◆ DATA ◆
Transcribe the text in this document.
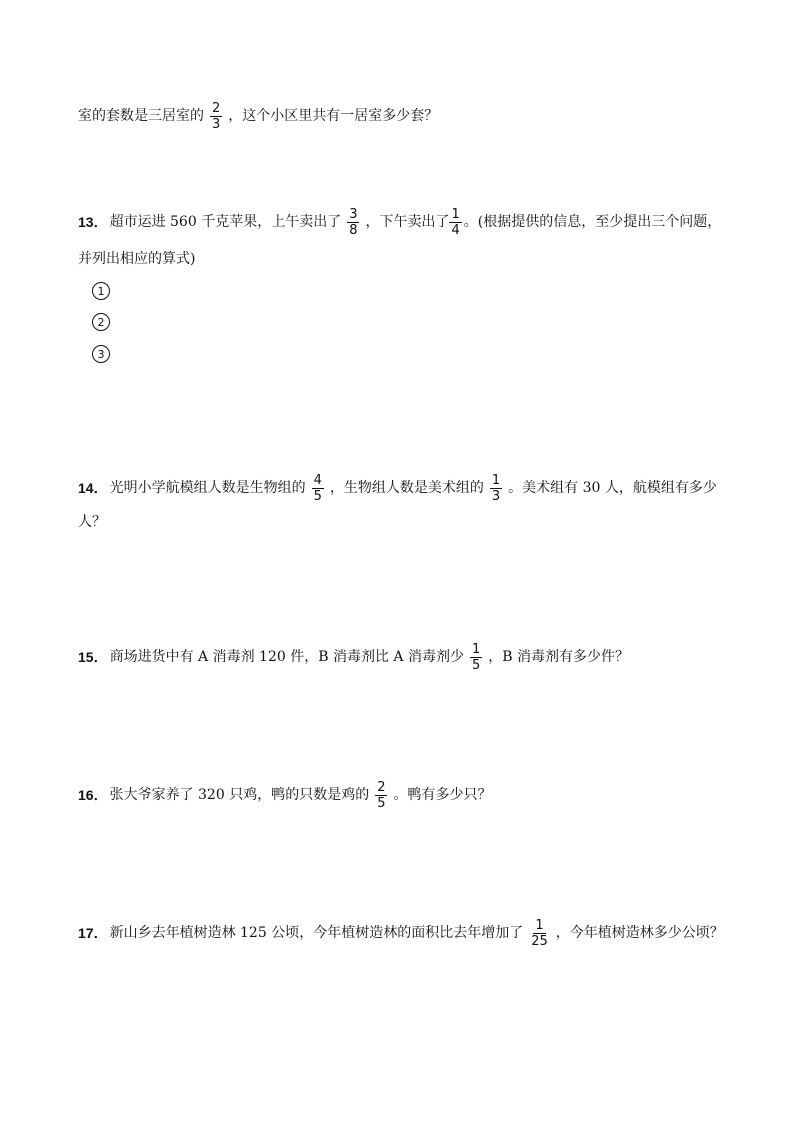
室的套数是三居室的 $\frac{2}{3}$ ，这个小区里共有一居室多少套？
13． 超市运进 560 千克苹果，上午卖出了 $\frac{3}{8}$ ，下午卖出了 $\frac{1}{4}$ 。(根据提供的信息，至少提出三个问题，
并列出相应的算式)
1
2
3
14． 光明小学航模组人数是生物组的 $\frac{4}{5}$ ，生物组人数是美术组的 $\frac{1}{3}$ 。美术组有 30 人，航模组有多少
人？
15． 商场进货中有 A 消毒剂 120 件，B 消毒剂比 A 消毒剂少 $\frac{1}{5}$ ，B 消毒剂有多少件？
16． 张大爷家养了 320 只鸡，鸭的只数是鸡的 $\frac{2}{5}$ 。鸭有多少只？
17． 新山乡去年植树造林 125 公顷，今年植树造林的面积比去年增加了 $\frac{1}{25}$ ，今年植树造林多少公顷？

◆ SHORT EXERCISE ◆
Using the listing above, return all lines where the word "frac" occurs.

◆ WRITTEN SOLUTION ◆
室的套数是三居室的 $\frac{2}{3}$ ，这个小区里共有一居室多少套？
13． 超市运进 560 千克苹果，上午卖出了 $\frac{3}{8}$ ，下午卖出了 $\frac{1}{4}$ 。(根据提供的信息，至少提出三个问题，
14． 光明小学航模组人数是生物组的 $\frac{4}{5}$ ，生物组人数是美术组的 $\frac{1}{3}$ 。美术组有 30 人，航模组有多少
15． 商场进货中有 A 消毒剂 120 件，B 消毒剂比 A 消毒剂少 $\frac{1}{5}$ ，B 消毒剂有多少件？
16． 张大爷家养了 320 只鸡，鸭的只数是鸡的 $\frac{2}{5}$ 。鸭有多少只？
17． 新山乡去年植树造林 125 公顷，今年植树造林的面积比去年增加了 $\frac{1}{25}$ ，今年植树造林多少公顷？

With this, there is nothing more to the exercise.